WRITTEN EXERCISE: Every record below should be printed exactly as given.

INPUT MATERIAL:
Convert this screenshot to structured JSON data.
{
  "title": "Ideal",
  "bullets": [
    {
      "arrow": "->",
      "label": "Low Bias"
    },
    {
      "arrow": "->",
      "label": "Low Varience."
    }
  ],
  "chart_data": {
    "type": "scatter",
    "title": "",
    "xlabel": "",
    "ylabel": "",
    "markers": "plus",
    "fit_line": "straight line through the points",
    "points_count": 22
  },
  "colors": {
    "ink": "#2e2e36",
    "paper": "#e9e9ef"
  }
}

WRITTEN REPLY:
Convert this screenshot to structured JSON data.
{
  "title": "Ideal",
  "bullets": [
    {
      "arrow": "->",
      "label": "Low Bias"
    },
    {
      "arrow": "->",
      "label": "Low Varience."
    }
  ],
  "chart_data": {
    "type": "scatter",
    "title": "",
    "xlabel": "",
    "ylabel": "",
    "markers": "plus",
    "fit_line": "straight line through the points",
    "points_count": 22
  },
  "colors": {
    "ink": "#2e2e36",
    "paper": "#e9e9ef"
  }
}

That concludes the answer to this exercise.